** START Records to use **

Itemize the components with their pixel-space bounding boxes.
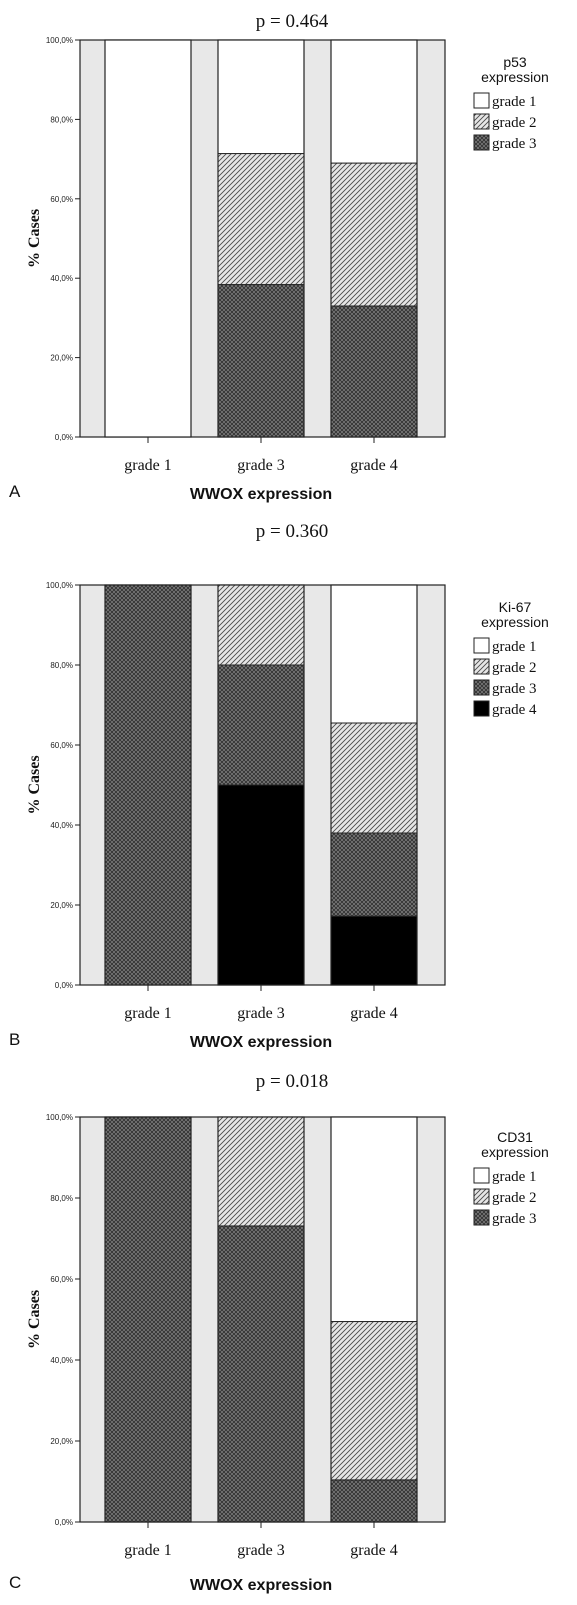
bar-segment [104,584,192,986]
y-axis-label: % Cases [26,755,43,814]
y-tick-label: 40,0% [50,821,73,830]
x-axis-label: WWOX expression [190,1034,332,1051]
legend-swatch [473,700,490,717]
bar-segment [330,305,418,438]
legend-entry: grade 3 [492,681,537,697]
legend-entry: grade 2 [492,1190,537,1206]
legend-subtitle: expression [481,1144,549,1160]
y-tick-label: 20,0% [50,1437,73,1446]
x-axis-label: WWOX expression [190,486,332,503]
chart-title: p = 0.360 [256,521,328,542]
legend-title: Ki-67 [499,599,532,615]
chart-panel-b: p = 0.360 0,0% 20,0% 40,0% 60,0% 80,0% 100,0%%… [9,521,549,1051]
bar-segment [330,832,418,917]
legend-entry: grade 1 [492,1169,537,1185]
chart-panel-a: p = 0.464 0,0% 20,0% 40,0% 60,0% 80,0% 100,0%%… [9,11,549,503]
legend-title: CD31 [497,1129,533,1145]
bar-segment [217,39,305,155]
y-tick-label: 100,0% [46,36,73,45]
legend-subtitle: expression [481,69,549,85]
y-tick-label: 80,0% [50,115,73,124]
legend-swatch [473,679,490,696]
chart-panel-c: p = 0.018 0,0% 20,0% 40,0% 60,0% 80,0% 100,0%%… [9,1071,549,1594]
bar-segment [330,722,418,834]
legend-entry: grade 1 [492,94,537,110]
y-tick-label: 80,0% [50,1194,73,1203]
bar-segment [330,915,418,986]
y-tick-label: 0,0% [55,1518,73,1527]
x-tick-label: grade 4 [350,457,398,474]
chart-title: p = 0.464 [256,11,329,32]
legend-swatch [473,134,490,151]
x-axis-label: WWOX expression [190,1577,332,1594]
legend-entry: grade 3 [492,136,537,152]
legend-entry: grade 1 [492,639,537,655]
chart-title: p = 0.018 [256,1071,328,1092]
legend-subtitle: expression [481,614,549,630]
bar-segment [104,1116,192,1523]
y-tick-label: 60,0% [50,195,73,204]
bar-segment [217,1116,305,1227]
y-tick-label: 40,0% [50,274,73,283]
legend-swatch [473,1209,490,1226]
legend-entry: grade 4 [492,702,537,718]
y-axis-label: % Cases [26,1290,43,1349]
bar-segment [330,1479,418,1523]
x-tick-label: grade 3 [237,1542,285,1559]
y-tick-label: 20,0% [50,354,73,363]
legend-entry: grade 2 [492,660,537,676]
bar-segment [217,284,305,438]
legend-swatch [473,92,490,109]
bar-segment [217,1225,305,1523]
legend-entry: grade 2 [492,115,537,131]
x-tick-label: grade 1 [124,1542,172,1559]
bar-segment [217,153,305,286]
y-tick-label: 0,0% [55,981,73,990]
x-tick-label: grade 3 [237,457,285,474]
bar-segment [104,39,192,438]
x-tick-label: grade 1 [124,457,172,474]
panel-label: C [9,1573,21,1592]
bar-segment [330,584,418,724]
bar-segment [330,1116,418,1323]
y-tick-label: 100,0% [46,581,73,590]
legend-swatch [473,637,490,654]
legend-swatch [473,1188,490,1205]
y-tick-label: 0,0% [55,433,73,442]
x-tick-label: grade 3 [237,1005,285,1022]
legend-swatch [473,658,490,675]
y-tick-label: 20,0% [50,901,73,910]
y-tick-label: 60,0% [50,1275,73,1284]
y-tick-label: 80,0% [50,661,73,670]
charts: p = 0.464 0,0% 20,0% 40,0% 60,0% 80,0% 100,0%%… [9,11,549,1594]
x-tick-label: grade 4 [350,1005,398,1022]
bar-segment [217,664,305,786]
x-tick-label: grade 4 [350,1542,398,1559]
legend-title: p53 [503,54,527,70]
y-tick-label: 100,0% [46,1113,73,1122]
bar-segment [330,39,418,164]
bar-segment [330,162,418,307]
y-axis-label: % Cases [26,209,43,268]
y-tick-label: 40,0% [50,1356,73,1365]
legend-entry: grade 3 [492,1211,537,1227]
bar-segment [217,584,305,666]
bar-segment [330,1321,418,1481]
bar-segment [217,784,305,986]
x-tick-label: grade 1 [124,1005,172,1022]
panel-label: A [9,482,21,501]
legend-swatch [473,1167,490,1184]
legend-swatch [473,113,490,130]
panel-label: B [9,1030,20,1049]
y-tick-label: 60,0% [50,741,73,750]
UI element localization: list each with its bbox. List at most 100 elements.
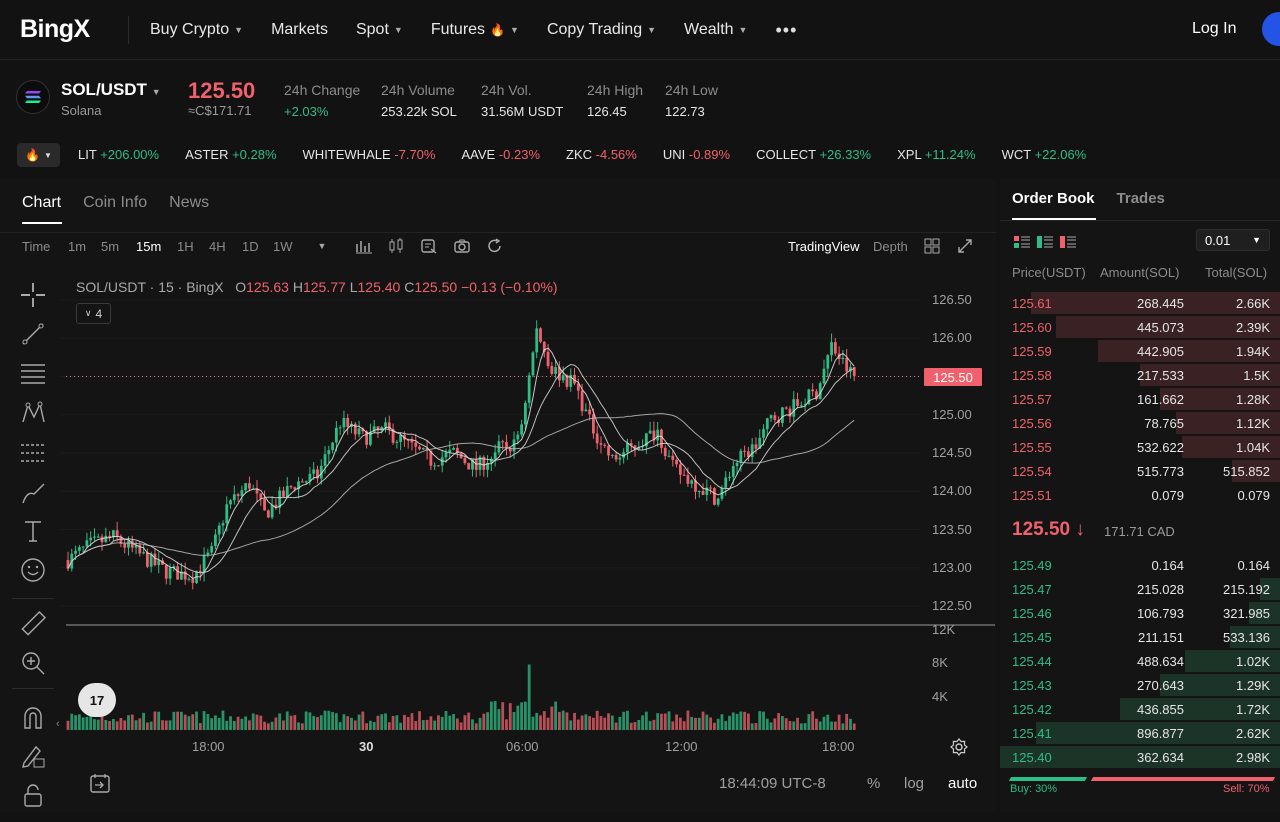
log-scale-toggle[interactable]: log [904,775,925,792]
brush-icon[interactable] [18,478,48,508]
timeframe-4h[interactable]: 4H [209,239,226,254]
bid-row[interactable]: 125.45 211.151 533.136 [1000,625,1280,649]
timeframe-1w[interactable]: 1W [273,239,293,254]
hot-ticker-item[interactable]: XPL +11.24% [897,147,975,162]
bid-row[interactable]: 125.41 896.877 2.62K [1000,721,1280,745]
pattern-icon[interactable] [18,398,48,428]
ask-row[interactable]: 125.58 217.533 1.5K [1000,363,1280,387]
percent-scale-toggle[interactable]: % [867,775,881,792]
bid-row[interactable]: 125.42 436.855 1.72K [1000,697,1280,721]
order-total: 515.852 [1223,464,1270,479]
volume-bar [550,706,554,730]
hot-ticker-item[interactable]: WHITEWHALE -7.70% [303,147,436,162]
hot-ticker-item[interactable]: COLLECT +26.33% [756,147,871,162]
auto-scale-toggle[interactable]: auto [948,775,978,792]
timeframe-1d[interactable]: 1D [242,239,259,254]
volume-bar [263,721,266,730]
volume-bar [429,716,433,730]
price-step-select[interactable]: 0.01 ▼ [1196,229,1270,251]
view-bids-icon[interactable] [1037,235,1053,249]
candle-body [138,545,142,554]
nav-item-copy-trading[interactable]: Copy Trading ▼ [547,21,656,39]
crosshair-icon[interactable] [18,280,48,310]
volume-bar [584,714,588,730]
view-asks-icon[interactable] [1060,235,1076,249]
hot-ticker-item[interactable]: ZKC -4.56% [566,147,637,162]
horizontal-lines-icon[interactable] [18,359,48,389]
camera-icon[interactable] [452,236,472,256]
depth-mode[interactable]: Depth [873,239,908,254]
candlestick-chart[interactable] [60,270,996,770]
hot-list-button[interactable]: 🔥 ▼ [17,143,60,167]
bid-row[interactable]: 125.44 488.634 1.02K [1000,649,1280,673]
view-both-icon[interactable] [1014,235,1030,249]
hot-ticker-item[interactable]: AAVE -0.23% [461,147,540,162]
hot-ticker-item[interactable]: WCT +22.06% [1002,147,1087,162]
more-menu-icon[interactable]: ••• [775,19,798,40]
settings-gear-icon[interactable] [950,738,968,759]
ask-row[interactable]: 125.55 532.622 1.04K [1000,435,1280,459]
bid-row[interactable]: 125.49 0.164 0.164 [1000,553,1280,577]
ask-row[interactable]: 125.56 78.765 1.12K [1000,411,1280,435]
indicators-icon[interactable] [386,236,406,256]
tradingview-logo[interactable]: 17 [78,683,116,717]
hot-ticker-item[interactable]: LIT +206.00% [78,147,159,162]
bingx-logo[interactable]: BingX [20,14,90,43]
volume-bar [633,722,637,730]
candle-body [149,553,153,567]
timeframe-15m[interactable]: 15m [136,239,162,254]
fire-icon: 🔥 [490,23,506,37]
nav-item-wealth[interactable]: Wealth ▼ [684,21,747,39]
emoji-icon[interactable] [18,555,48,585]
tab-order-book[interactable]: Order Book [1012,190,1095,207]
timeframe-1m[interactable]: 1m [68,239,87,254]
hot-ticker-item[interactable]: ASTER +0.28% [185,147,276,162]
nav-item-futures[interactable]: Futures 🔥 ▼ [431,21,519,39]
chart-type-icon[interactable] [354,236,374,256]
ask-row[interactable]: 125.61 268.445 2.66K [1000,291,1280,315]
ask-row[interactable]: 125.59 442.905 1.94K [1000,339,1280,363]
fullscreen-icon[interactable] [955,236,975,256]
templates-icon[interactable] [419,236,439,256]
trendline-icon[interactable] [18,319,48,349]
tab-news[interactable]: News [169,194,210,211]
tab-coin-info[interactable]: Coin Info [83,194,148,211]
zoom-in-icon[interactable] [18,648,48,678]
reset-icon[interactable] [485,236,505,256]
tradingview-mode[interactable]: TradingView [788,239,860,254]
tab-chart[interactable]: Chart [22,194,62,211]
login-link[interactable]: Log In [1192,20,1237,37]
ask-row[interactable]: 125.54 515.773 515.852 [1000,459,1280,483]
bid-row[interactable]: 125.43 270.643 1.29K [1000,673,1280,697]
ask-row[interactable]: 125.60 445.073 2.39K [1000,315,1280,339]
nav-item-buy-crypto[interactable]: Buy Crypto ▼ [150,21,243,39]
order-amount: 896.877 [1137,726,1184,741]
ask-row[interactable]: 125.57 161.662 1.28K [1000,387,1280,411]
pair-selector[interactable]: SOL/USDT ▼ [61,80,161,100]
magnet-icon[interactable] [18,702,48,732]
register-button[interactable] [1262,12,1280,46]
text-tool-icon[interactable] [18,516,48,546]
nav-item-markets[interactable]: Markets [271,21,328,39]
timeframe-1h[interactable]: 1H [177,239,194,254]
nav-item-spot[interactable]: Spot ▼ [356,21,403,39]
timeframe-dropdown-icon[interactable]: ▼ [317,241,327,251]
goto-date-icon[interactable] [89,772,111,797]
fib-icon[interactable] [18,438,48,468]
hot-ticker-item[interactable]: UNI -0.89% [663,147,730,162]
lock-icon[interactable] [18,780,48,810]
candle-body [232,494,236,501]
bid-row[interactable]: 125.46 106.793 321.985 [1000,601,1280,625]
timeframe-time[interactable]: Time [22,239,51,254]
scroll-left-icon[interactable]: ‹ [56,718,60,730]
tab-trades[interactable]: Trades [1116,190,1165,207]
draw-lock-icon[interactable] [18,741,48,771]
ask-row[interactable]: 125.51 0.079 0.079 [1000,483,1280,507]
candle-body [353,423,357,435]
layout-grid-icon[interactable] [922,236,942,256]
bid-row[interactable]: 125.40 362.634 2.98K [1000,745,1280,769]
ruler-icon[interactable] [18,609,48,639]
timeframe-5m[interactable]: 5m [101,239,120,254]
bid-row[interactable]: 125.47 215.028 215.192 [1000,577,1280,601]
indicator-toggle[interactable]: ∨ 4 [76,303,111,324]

** END Records to use **

Work instructions - Count the lines in the records above that contain the string "button". Reply with the number alone.

Answer - 2